▸ Directions
Check every line of the material below for the string "noise", and return the ones that have it.

▸ Exercise materials

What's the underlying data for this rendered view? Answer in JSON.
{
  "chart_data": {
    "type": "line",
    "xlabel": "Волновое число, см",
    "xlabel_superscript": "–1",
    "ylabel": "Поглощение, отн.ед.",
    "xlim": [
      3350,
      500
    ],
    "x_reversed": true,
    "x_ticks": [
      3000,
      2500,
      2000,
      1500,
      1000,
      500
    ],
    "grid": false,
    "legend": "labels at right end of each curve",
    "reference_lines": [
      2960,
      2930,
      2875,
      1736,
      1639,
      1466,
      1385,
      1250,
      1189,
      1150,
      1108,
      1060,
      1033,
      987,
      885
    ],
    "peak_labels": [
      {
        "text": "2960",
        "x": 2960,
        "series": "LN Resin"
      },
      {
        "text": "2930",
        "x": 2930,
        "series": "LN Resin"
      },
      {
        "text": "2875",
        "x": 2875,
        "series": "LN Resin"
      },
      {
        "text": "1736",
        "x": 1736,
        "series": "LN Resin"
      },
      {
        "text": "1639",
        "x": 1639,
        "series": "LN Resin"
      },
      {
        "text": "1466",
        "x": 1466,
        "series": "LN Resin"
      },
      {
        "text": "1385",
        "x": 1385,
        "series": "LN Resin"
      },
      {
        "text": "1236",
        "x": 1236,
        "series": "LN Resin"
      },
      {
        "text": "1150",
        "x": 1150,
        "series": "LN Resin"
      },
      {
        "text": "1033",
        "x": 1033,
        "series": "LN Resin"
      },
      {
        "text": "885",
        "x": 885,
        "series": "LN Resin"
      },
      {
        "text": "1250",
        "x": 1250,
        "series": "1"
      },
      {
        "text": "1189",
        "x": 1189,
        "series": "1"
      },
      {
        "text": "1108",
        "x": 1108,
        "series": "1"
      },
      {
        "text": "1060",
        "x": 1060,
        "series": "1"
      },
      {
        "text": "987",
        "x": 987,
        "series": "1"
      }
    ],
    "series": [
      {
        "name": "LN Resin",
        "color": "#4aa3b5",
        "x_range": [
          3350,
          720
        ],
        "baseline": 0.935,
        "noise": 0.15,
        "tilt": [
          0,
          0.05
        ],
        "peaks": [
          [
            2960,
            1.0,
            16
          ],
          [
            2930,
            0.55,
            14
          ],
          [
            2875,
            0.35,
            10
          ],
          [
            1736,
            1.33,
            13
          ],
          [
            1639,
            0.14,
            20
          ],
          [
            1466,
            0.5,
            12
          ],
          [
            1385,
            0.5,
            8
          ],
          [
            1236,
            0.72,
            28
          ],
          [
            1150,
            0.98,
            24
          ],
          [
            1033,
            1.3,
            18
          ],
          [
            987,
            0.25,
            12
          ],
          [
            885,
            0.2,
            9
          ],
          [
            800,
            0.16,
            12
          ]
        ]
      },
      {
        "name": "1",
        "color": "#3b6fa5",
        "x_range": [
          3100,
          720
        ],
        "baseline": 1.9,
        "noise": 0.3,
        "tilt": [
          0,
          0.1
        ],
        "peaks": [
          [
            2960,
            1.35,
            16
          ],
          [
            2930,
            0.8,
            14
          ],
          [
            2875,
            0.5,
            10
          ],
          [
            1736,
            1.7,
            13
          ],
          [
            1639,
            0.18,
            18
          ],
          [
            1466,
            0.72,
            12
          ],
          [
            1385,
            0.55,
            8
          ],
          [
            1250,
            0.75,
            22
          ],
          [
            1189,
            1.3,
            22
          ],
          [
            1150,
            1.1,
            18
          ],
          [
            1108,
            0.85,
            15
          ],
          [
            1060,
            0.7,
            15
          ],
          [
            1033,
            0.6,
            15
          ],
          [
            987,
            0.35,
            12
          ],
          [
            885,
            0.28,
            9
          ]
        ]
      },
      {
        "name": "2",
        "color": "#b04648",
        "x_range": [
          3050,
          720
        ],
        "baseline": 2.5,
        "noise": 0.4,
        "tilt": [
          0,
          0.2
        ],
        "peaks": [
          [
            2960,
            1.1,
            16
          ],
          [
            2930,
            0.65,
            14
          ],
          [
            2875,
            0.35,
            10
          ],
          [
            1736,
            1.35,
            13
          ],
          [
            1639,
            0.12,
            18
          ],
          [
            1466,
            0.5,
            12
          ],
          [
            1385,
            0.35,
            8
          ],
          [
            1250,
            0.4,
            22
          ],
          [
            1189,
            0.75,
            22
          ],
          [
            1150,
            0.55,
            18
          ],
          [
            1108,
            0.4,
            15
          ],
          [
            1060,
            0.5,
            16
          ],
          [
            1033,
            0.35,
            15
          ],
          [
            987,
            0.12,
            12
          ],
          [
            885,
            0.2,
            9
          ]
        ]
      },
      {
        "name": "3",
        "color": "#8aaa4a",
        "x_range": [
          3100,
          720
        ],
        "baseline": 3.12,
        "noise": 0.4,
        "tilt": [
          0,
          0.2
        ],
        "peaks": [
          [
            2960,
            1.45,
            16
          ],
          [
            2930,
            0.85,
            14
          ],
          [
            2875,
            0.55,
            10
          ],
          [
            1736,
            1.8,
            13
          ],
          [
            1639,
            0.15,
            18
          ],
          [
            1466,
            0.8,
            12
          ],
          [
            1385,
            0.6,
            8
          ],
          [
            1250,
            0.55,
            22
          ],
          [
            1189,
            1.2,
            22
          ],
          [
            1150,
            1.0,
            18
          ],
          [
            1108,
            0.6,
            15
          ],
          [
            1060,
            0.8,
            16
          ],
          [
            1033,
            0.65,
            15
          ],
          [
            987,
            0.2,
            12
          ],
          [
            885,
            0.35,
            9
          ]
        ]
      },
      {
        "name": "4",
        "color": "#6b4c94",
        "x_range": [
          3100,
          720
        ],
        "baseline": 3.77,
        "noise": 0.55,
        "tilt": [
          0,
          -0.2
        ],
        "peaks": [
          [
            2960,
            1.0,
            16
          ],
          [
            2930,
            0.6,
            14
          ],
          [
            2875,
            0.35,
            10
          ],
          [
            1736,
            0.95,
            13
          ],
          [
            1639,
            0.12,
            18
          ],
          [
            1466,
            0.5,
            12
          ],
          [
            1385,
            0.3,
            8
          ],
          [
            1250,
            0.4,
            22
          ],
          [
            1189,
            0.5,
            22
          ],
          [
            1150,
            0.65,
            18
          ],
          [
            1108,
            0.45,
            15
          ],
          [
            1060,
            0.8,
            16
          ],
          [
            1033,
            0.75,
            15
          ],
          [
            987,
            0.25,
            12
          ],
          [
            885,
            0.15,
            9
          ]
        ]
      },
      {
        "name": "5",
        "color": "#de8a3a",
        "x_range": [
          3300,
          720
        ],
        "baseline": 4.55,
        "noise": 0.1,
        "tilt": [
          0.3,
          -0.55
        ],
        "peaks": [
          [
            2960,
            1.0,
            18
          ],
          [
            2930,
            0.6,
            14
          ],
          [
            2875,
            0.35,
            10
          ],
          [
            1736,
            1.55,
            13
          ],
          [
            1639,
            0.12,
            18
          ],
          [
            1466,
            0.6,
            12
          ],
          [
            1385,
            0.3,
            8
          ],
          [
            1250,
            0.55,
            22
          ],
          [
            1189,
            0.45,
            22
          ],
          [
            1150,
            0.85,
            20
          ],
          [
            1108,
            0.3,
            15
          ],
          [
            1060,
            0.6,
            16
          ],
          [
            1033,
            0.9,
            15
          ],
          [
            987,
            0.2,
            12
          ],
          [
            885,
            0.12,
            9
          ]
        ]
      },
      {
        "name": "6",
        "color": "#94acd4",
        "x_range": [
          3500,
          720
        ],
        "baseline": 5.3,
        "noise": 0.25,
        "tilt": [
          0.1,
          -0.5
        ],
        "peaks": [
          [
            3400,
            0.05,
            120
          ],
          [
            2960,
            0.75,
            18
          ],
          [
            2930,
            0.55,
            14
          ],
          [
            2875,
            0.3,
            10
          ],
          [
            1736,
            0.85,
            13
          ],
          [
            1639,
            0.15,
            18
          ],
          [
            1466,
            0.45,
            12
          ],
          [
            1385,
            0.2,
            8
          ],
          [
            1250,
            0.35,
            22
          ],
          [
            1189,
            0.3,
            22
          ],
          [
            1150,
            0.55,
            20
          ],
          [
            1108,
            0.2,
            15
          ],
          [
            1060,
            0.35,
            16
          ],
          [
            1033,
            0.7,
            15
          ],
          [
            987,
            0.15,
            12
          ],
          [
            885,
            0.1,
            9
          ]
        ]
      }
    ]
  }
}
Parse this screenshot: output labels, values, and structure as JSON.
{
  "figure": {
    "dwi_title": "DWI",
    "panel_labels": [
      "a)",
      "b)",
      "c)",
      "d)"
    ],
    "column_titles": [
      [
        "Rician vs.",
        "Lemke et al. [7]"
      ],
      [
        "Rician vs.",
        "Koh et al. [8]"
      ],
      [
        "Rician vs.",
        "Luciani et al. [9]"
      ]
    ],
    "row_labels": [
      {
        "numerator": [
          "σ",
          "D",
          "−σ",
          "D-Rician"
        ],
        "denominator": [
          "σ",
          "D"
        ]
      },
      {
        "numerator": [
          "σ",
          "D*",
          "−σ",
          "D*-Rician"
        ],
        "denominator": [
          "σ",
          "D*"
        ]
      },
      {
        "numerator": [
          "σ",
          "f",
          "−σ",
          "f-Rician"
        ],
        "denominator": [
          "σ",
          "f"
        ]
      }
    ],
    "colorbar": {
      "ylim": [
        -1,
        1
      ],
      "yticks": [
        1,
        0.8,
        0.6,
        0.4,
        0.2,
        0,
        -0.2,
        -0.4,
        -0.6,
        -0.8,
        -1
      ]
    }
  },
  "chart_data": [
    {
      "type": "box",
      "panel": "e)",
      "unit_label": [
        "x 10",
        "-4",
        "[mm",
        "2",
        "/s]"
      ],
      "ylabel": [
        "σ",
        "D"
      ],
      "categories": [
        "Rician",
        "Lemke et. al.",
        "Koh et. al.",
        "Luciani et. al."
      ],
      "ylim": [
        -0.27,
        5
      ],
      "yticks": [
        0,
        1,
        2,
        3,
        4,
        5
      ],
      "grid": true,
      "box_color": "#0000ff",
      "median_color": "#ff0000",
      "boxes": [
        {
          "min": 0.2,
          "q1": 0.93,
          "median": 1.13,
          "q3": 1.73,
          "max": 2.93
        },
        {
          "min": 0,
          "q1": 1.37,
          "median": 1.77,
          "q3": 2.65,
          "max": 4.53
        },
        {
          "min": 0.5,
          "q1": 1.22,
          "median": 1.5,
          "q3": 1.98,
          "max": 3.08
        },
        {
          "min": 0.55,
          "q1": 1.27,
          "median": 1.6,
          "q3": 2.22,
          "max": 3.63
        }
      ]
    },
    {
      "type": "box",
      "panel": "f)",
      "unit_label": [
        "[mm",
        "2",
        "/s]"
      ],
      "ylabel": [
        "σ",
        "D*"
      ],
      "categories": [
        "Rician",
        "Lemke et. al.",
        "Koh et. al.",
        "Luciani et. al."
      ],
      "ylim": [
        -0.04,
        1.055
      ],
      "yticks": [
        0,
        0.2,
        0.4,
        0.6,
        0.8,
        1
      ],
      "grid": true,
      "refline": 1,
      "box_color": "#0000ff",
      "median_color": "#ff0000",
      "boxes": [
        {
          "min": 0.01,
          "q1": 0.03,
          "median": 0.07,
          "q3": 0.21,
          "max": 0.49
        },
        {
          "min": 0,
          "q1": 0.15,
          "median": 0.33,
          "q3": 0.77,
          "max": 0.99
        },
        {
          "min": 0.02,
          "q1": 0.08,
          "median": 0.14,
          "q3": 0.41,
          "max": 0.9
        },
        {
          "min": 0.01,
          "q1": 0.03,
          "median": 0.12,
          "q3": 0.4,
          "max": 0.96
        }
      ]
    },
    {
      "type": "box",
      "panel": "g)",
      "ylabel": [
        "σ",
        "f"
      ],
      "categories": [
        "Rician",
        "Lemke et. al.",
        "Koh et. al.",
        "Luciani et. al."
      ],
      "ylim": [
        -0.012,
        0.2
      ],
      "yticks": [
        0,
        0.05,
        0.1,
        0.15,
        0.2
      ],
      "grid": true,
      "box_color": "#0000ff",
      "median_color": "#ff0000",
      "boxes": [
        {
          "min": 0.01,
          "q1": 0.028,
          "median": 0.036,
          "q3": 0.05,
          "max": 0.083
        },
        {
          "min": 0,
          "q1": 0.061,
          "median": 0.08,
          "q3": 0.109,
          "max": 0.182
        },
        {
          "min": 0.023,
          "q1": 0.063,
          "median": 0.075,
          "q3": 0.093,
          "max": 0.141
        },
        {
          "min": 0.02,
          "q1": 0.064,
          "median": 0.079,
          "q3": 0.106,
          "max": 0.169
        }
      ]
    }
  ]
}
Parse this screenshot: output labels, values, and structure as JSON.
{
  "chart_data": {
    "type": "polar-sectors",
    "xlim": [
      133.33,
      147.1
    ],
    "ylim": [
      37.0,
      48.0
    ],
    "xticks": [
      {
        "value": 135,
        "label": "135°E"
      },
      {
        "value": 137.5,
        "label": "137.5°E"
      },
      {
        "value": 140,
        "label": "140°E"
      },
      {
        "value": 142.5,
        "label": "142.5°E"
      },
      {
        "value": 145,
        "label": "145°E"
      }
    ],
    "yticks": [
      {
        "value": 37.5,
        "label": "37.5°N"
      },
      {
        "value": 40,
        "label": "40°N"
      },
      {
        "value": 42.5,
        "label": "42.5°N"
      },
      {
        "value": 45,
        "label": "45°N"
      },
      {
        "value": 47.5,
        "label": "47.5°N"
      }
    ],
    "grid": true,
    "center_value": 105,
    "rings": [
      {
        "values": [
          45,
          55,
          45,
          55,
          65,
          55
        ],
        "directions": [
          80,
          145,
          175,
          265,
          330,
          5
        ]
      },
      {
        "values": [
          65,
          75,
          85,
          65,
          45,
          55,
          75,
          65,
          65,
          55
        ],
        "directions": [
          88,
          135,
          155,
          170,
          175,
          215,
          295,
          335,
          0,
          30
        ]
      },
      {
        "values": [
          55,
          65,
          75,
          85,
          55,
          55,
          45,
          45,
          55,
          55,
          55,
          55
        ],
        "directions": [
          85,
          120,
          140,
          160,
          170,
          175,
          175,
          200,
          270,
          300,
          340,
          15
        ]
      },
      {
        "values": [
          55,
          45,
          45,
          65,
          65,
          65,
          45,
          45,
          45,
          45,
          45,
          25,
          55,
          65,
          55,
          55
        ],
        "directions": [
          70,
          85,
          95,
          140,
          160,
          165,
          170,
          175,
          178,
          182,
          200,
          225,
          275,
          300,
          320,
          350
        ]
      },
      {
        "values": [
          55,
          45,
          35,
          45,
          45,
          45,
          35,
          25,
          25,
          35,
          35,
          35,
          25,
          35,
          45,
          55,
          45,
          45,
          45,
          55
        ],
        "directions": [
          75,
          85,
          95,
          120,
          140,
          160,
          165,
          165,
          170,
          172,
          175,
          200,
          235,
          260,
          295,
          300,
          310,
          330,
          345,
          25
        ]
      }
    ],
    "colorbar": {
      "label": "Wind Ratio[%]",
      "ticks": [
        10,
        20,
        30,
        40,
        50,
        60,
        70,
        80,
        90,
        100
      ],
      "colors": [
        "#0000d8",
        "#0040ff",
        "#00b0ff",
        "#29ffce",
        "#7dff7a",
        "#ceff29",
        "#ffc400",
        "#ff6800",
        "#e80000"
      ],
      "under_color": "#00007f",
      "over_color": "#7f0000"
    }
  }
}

▸ Answer for the task
        "noise": 0.15,
        "noise": 0.3,
        "noise": 0.4,
        "noise": 0.4,
        "noise": 0.55,
        "noise": 0.1,
        "noise": 0.25,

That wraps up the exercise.